_Written task_
Each record below must be returned exactly as shown.
[BEGIN The data]
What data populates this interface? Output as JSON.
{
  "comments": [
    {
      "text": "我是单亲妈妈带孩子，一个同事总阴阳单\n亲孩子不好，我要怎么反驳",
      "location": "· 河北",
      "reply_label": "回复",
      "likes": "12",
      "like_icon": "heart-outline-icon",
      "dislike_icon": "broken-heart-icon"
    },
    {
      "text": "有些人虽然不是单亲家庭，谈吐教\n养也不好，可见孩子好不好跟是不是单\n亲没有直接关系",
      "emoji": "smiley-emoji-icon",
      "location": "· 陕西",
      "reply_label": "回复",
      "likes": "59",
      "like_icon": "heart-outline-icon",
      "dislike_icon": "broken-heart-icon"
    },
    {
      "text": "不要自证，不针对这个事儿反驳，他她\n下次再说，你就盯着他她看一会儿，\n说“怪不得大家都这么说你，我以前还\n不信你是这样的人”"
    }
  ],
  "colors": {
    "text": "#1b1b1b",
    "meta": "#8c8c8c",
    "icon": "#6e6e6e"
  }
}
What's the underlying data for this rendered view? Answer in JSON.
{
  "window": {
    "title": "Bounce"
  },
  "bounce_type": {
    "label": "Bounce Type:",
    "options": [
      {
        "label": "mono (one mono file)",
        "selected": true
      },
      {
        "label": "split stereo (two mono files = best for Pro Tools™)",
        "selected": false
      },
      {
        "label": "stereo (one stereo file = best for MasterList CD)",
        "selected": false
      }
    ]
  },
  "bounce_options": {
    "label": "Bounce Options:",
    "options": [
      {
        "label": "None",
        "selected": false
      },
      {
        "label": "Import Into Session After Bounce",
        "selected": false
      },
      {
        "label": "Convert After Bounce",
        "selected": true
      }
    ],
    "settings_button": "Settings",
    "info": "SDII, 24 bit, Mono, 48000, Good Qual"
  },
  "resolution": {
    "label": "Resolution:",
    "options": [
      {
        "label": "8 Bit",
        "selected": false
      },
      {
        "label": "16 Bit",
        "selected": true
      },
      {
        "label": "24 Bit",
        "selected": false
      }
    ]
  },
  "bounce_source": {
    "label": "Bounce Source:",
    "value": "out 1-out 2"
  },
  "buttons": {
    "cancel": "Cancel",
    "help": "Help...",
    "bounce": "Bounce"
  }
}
[END The data]
_Result_
What data populates this interface? Output as JSON.
{
  "comments": [
    {
      "text": "我是单亲妈妈带孩子，一个同事总阴阳单\n亲孩子不好，我要怎么反驳",
      "location": "· 河北",
      "reply_label": "回复",
      "likes": "12",
      "like_icon": "heart-outline-icon",
      "dislike_icon": "broken-heart-icon"
    },
    {
      "text": "有些人虽然不是单亲家庭，谈吐教\n养也不好，可见孩子好不好跟是不是单\n亲没有直接关系",
      "emoji": "smiley-emoji-icon",
      "location": "· 陕西",
      "reply_label": "回复",
      "likes": "59",
      "like_icon": "heart-outline-icon",
      "dislike_icon": "broken-heart-icon"
    },
    {
      "text": "不要自证，不针对这个事儿反驳，他她\n下次再说，你就盯着他她看一会儿，\n说“怪不得大家都这么说你，我以前还\n不信你是这样的人”"
    }
  ],
  "colors": {
    "text": "#1b1b1b",
    "meta": "#8c8c8c",
    "icon": "#6e6e6e"
  }
}
What's the underlying data for this rendered view? Answer in JSON.
{
  "window": {
    "title": "Bounce"
  },
  "bounce_type": {
    "label": "Bounce Type:",
    "options": [
      {
        "label": "mono (one mono file)",
        "selected": true
      },
      {
        "label": "split stereo (two mono files = best for Pro Tools™)",
        "selected": false
      },
      {
        "label": "stereo (one stereo file = best for MasterList CD)",
        "selected": false
      }
    ]
  },
  "bounce_options": {
    "label": "Bounce Options:",
    "options": [
      {
        "label": "None",
        "selected": false
      },
      {
        "label": "Import Into Session After Bounce",
        "selected": false
      },
      {
        "label": "Convert After Bounce",
        "selected": true
      }
    ],
    "settings_button": "Settings",
    "info": "SDII, 24 bit, Mono, 48000, Good Qual"
  },
  "resolution": {
    "label": "Resolution:",
    "options": [
      {
        "label": "8 Bit",
        "selected": false
      },
      {
        "label": "16 Bit",
        "selected": true
      },
      {
        "label": "24 Bit",
        "selected": false
      }
    ]
  },
  "bounce_source": {
    "label": "Bounce Source:",
    "value": "out 1-out 2"
  },
  "buttons": {
    "cancel": "Cancel",
    "help": "Help...",
    "bounce": "Bounce"
  }
}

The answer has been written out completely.